• **Task description**: From the listing that follows, extract every line and set it down unaltered.

• **Source records**:
──────
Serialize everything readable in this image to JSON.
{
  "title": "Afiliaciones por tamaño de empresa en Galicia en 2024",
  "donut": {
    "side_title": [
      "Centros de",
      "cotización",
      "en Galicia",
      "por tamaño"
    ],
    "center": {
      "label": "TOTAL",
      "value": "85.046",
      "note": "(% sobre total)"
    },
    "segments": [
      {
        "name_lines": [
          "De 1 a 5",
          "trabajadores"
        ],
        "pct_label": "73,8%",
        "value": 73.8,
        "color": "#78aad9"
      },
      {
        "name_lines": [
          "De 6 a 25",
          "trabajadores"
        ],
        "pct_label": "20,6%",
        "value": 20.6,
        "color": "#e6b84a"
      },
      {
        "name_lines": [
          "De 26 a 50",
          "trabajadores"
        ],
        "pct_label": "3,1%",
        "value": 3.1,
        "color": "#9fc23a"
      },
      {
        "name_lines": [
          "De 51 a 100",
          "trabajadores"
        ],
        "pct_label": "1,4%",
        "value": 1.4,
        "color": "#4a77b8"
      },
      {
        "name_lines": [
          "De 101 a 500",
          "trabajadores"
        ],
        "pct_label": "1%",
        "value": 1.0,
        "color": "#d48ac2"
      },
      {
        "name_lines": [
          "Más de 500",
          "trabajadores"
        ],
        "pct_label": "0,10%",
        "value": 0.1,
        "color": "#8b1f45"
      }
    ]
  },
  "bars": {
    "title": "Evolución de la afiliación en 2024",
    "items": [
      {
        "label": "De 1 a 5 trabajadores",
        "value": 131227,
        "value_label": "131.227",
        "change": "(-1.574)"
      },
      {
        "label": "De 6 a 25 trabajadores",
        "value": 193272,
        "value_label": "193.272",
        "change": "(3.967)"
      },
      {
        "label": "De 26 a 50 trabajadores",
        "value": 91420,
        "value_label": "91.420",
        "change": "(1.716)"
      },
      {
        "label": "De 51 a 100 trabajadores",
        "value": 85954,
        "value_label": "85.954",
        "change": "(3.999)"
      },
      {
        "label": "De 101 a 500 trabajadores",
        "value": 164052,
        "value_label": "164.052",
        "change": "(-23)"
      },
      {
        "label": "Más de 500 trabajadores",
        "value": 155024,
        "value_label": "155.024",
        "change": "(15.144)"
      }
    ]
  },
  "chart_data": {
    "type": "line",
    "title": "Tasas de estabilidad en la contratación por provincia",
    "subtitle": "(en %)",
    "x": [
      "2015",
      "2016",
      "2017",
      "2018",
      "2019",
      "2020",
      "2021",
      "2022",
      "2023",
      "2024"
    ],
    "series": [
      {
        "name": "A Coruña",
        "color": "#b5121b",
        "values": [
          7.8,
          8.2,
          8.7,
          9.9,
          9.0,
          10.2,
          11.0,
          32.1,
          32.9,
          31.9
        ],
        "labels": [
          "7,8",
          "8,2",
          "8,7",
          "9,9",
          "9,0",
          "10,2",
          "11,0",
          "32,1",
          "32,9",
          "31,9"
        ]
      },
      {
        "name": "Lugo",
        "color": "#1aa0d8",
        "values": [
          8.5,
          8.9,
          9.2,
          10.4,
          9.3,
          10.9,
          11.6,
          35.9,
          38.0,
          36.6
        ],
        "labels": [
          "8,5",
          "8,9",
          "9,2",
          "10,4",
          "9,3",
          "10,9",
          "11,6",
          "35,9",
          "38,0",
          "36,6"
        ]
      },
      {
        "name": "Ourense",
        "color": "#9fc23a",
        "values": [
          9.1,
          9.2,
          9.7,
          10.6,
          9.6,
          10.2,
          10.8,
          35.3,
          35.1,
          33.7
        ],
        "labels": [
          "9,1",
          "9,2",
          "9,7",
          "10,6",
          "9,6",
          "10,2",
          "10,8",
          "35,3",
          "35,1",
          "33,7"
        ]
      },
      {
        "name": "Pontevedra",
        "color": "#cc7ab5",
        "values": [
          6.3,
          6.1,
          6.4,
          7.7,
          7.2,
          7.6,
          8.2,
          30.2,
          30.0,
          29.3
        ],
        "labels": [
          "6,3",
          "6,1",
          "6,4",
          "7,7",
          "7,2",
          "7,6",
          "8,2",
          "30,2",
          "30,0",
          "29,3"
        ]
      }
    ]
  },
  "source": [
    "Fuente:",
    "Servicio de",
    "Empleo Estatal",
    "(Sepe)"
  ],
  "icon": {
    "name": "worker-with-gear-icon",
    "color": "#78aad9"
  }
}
──────
• **Response for this exercise**:
Serialize everything readable in this image to JSON.
{
  "title": "Afiliaciones por tamaño de empresa en Galicia en 2024",
  "donut": {
    "side_title": [
      "Centros de",
      "cotización",
      "en Galicia",
      "por tamaño"
    ],
    "center": {
      "label": "TOTAL",
      "value": "85.046",
      "note": "(% sobre total)"
    },
    "segments": [
      {
        "name_lines": [
          "De 1 a 5",
          "trabajadores"
        ],
        "pct_label": "73,8%",
        "value": 73.8,
        "color": "#78aad9"
      },
      {
        "name_lines": [
          "De 6 a 25",
          "trabajadores"
        ],
        "pct_label": "20,6%",
        "value": 20.6,
        "color": "#e6b84a"
      },
      {
        "name_lines": [
          "De 26 a 50",
          "trabajadores"
        ],
        "pct_label": "3,1%",
        "value": 3.1,
        "color": "#9fc23a"
      },
      {
        "name_lines": [
          "De 51 a 100",
          "trabajadores"
        ],
        "pct_label": "1,4%",
        "value": 1.4,
        "color": "#4a77b8"
      },
      {
        "name_lines": [
          "De 101 a 500",
          "trabajadores"
        ],
        "pct_label": "1%",
        "value": 1.0,
        "color": "#d48ac2"
      },
      {
        "name_lines": [
          "Más de 500",
          "trabajadores"
        ],
        "pct_label": "0,10%",
        "value": 0.1,
        "color": "#8b1f45"
      }
    ]
  },
  "bars": {
    "title": "Evolución de la afiliación en 2024",
    "items": [
      {
        "label": "De 1 a 5 trabajadores",
        "value": 131227,
        "value_label": "131.227",
        "change": "(-1.574)"
      },
      {
        "label": "De 6 a 25 trabajadores",
        "value": 193272,
        "value_label": "193.272",
        "change": "(3.967)"
      },
      {
        "label": "De 26 a 50 trabajadores",
        "value": 91420,
        "value_label": "91.420",
        "change": "(1.716)"
      },
      {
        "label": "De 51 a 100 trabajadores",
        "value": 85954,
        "value_label": "85.954",
        "change": "(3.999)"
      },
      {
        "label": "De 101 a 500 trabajadores",
        "value": 164052,
        "value_label": "164.052",
        "change": "(-23)"
      },
      {
        "label": "Más de 500 trabajadores",
        "value": 155024,
        "value_label": "155.024",
        "change": "(15.144)"
      }
    ]
  },
  "chart_data": {
    "type": "line",
    "title": "Tasas de estabilidad en la contratación por provincia",
    "subtitle": "(en %)",
    "x": [
      "2015",
      "2016",
      "2017",
      "2018",
      "2019",
      "2020",
      "2021",
      "2022",
      "2023",
      "2024"
    ],
    "series": [
      {
        "name": "A Coruña",
        "color": "#b5121b",
        "values": [
          7.8,
          8.2,
          8.7,
          9.9,
          9.0,
          10.2,
          11.0,
          32.1,
          32.9,
          31.9
        ],
        "labels": [
          "7,8",
          "8,2",
          "8,7",
          "9,9",
          "9,0",
          "10,2",
          "11,0",
          "32,1",
          "32,9",
          "31,9"
        ]
      },
      {
        "name": "Lugo",
        "color": "#1aa0d8",
        "values": [
          8.5,
          8.9,
          9.2,
          10.4,
          9.3,
          10.9,
          11.6,
          35.9,
          38.0,
          36.6
        ],
        "labels": [
          "8,5",
          "8,9",
          "9,2",
          "10,4",
          "9,3",
          "10,9",
          "11,6",
          "35,9",
          "38,0",
          "36,6"
        ]
      },
      {
        "name": "Ourense",
        "color": "#9fc23a",
        "values": [
          9.1,
          9.2,
          9.7,
          10.6,
          9.6,
          10.2,
          10.8,
          35.3,
          35.1,
          33.7
        ],
        "labels": [
          "9,1",
          "9,2",
          "9,7",
          "10,6",
          "9,6",
          "10,2",
          "10,8",
          "35,3",
          "35,1",
          "33,7"
        ]
      },
      {
        "name": "Pontevedra",
        "color": "#cc7ab5",
        "values": [
          6.3,
          6.1,
          6.4,
          7.7,
          7.2,
          7.6,
          8.2,
          30.2,
          30.0,
          29.3
        ],
        "labels": [
          "6,3",
          "6,1",
          "6,4",
          "7,7",
          "7,2",
          "7,6",
          "8,2",
          "30,2",
          "30,0",
          "29,3"
        ]
      }
    ]
  },
  "source": [
    "Fuente:",
    "Servicio de",
    "Empleo Estatal",
    "(Sepe)"
  ],
  "icon": {
    "name": "worker-with-gear-icon",
    "color": "#78aad9"
  }
}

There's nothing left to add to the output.